• **TASK INSTRUCTIONS**:
Your task is to copy every record exactly.

--- LISTED RECORDS ---

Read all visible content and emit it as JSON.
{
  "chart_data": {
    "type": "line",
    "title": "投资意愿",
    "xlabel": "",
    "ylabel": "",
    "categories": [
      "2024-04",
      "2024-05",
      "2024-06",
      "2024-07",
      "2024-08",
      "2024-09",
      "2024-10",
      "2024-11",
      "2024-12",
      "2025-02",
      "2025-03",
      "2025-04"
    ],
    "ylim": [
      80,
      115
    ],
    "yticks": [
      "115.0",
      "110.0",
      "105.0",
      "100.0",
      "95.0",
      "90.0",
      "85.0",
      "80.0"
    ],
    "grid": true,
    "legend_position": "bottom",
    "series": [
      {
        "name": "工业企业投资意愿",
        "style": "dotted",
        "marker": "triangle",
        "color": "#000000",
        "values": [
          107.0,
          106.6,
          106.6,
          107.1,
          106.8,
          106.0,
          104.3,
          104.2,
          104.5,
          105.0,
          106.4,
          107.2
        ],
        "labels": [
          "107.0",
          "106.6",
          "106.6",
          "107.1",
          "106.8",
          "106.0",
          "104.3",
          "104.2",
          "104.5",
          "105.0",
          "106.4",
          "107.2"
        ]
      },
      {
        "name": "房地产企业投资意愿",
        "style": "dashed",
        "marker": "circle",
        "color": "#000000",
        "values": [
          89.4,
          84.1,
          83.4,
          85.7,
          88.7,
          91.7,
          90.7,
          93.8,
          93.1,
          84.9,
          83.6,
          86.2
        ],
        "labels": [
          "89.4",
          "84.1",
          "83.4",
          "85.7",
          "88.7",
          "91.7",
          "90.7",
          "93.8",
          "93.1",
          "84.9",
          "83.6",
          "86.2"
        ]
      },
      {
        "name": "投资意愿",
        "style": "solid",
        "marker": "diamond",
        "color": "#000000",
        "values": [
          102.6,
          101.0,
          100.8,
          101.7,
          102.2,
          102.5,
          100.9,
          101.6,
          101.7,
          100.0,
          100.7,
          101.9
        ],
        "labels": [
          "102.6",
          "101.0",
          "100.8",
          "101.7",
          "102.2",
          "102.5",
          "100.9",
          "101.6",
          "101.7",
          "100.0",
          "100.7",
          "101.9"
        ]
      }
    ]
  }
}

---

• **EXPECTED OUTPUT**:
Read all visible content and emit it as JSON.
{
  "chart_data": {
    "type": "line",
    "title": "投资意愿",
    "xlabel": "",
    "ylabel": "",
    "categories": [
      "2024-04",
      "2024-05",
      "2024-06",
      "2024-07",
      "2024-08",
      "2024-09",
      "2024-10",
      "2024-11",
      "2024-12",
      "2025-02",
      "2025-03",
      "2025-04"
    ],
    "ylim": [
      80,
      115
    ],
    "yticks": [
      "115.0",
      "110.0",
      "105.0",
      "100.0",
      "95.0",
      "90.0",
      "85.0",
      "80.0"
    ],
    "grid": true,
    "legend_position": "bottom",
    "series": [
      {
        "name": "工业企业投资意愿",
        "style": "dotted",
        "marker": "triangle",
        "color": "#000000",
        "values": [
          107.0,
          106.6,
          106.6,
          107.1,
          106.8,
          106.0,
          104.3,
          104.2,
          104.5,
          105.0,
          106.4,
          107.2
        ],
        "labels": [
          "107.0",
          "106.6",
          "106.6",
          "107.1",
          "106.8",
          "106.0",
          "104.3",
          "104.2",
          "104.5",
          "105.0",
          "106.4",
          "107.2"
        ]
      },
      {
        "name": "房地产企业投资意愿",
        "style": "dashed",
        "marker": "circle",
        "color": "#000000",
        "values": [
          89.4,
          84.1,
          83.4,
          85.7,
          88.7,
          91.7,
          90.7,
          93.8,
          93.1,
          84.9,
          83.6,
          86.2
        ],
        "labels": [
          "89.4",
          "84.1",
          "83.4",
          "85.7",
          "88.7",
          "91.7",
          "90.7",
          "93.8",
          "93.1",
          "84.9",
          "83.6",
          "86.2"
        ]
      },
      {
        "name": "投资意愿",
        "style": "solid",
        "marker": "diamond",
        "color": "#000000",
        "values": [
          102.6,
          101.0,
          100.8,
          101.7,
          102.2,
          102.5,
          100.9,
          101.6,
          101.7,
          100.0,
          100.7,
          101.9
        ],
        "labels": [
          "102.6",
          "101.0",
          "100.8",
          "101.7",
          "102.2",
          "102.5",
          "100.9",
          "101.6",
          "101.7",
          "100.0",
          "100.7",
          "101.9"
        ]
      }
    ]
  }
}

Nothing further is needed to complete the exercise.